(Exercise directions): Copy each line of the listing below exactly.

(Records shown):
◇ ◇ ◇ ◇ ◇
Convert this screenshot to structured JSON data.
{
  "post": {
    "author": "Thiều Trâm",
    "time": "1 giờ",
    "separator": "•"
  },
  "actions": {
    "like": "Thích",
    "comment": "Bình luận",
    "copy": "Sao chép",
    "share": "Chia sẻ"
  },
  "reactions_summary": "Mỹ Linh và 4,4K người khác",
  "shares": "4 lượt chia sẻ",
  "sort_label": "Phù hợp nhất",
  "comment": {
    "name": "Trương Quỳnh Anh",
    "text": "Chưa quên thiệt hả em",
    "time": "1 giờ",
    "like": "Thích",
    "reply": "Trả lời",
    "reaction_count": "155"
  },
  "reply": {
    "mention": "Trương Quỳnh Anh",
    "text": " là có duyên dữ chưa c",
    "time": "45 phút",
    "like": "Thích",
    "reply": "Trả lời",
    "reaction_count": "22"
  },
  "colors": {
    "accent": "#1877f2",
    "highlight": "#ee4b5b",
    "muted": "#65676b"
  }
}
◇ ◇ ◇ ◇ ◇
(Output for this task):
Convert this screenshot to structured JSON data.
{
  "post": {
    "author": "Thiều Trâm",
    "time": "1 giờ",
    "separator": "•"
  },
  "actions": {
    "like": "Thích",
    "comment": "Bình luận",
    "copy": "Sao chép",
    "share": "Chia sẻ"
  },
  "reactions_summary": "Mỹ Linh và 4,4K người khác",
  "shares": "4 lượt chia sẻ",
  "sort_label": "Phù hợp nhất",
  "comment": {
    "name": "Trương Quỳnh Anh",
    "text": "Chưa quên thiệt hả em",
    "time": "1 giờ",
    "like": "Thích",
    "reply": "Trả lời",
    "reaction_count": "155"
  },
  "reply": {
    "mention": "Trương Quỳnh Anh",
    "text": " là có duyên dữ chưa c",
    "time": "45 phút",
    "like": "Thích",
    "reply": "Trả lời",
    "reaction_count": "22"
  },
  "colors": {
    "accent": "#1877f2",
    "highlight": "#ee4b5b",
    "muted": "#65676b"
  }
}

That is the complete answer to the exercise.